--- Start Data listing ---

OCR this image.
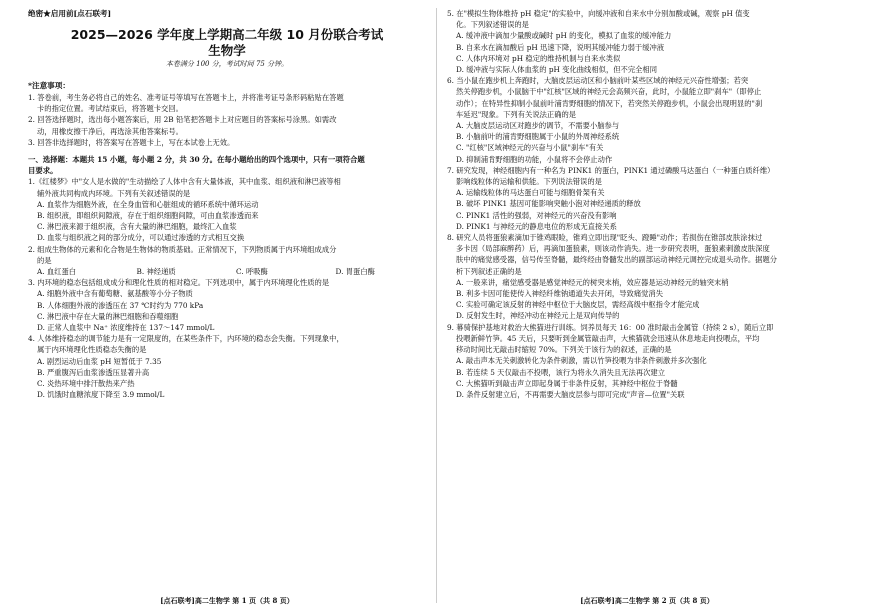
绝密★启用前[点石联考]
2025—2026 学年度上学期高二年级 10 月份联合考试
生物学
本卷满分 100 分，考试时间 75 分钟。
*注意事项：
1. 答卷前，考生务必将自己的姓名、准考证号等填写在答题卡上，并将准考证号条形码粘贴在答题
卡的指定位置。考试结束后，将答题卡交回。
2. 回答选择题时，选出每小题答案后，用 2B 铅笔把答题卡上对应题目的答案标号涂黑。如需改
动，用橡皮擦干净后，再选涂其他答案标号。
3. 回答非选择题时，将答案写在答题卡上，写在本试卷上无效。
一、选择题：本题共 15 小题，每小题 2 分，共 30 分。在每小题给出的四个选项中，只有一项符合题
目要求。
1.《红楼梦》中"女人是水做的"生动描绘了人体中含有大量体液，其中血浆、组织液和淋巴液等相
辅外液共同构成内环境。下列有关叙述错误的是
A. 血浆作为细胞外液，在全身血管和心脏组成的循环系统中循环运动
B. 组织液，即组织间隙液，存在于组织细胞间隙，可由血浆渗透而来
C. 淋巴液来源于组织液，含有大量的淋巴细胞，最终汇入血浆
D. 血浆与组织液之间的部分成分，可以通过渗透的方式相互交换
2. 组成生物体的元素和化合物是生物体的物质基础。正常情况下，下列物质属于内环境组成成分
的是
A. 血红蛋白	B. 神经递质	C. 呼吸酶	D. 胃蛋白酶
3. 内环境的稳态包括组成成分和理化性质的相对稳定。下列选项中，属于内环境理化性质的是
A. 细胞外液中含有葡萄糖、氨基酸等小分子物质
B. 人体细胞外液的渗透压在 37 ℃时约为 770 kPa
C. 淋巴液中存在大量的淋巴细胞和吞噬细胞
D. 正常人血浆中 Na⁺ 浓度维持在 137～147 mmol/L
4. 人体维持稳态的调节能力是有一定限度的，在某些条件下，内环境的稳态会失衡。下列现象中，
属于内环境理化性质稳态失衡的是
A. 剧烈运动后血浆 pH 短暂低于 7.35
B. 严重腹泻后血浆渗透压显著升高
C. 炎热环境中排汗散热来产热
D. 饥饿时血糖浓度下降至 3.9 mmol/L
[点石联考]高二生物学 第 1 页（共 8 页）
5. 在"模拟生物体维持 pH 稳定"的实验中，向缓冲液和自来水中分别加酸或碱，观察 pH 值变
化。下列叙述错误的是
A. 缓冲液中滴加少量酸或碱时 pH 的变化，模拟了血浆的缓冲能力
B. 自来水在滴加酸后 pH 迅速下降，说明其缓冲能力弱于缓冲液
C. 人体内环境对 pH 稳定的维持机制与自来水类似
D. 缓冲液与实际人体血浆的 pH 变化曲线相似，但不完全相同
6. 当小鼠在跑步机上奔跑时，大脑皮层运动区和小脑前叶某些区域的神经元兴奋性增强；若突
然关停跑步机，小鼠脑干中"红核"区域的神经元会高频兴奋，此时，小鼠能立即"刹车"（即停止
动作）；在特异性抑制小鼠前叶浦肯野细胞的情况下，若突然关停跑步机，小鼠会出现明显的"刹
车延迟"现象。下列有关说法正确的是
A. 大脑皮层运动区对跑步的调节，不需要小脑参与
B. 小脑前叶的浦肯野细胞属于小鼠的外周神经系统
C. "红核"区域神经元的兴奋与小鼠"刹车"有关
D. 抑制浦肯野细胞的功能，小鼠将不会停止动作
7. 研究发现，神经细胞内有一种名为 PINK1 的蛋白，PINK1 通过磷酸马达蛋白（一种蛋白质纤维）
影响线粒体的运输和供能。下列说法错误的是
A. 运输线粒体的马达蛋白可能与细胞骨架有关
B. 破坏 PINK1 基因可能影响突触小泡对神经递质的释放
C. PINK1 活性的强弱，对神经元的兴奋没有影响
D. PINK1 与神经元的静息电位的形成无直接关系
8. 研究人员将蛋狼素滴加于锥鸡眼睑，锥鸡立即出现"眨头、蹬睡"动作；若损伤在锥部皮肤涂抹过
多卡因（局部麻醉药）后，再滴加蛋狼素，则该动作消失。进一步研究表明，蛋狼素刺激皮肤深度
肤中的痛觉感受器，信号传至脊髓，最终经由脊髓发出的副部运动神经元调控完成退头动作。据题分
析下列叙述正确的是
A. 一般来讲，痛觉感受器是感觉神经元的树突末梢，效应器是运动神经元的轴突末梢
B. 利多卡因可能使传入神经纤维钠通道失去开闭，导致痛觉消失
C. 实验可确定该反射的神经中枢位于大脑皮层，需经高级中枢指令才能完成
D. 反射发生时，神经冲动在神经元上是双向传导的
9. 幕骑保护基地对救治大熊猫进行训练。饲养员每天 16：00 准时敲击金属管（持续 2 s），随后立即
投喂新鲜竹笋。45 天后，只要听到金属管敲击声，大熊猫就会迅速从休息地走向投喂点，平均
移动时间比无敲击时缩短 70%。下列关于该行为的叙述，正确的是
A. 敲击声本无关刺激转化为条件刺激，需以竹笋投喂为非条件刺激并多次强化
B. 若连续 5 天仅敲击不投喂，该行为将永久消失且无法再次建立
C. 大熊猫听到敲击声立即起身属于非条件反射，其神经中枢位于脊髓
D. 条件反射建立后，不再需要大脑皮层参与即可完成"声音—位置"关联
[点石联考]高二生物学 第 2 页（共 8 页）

--- End Data listing ---

Among the records above, find each line holding the string "高二生物学" and pull it out.

Result of the task ->
[点石联考]高二生物学 第 1 页（共 8 页）
[点石联考]高二生物学 第 2 页（共 8 页）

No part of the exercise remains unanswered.